Exercise requirements: The records that follow must be repeated verbatim, every one of them.
>> START
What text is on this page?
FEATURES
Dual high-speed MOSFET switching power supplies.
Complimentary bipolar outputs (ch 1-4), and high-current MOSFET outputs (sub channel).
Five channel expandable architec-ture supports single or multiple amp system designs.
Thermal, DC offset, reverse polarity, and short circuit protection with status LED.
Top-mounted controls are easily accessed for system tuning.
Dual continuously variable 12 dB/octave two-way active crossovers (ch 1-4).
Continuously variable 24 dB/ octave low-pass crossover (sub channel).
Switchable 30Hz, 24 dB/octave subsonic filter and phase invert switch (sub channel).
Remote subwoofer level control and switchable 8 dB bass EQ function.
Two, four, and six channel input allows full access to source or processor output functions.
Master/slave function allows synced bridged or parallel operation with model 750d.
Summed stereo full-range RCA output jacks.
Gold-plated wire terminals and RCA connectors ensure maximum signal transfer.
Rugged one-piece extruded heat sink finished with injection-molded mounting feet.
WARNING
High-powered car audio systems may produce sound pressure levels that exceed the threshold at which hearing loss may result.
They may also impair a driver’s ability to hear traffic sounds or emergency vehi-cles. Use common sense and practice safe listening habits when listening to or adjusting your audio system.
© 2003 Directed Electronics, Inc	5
>> END
Solution to the problem:
What text is on this page?
FEATURES
Dual high-speed MOSFET switching power supplies.
Complimentary bipolar outputs (ch 1-4), and high-current MOSFET outputs (sub channel).
Five channel expandable architec-ture supports single or multiple amp system designs.
Thermal, DC offset, reverse polarity, and short circuit protection with status LED.
Top-mounted controls are easily accessed for system tuning.
Dual continuously variable 12 dB/octave two-way active crossovers (ch 1-4).
Continuously variable 24 dB/ octave low-pass crossover (sub channel).
Switchable 30Hz, 24 dB/octave subsonic filter and phase invert switch (sub channel).
Remote subwoofer level control and switchable 8 dB bass EQ function.
Two, four, and six channel input allows full access to source or processor output functions.
Master/slave function allows synced bridged or parallel operation with model 750d.
Summed stereo full-range RCA output jacks.
Gold-plated wire terminals and RCA connectors ensure maximum signal transfer.
Rugged one-piece extruded heat sink finished with injection-molded mounting feet.
WARNING
High-powered car audio systems may produce sound pressure levels that exceed the threshold at which hearing loss may result.
They may also impair a driver’s ability to hear traffic sounds or emergency vehi-cles. Use common sense and practice safe listening habits when listening to or adjusting your audio system.
© 2003 Directed Electronics, Inc	5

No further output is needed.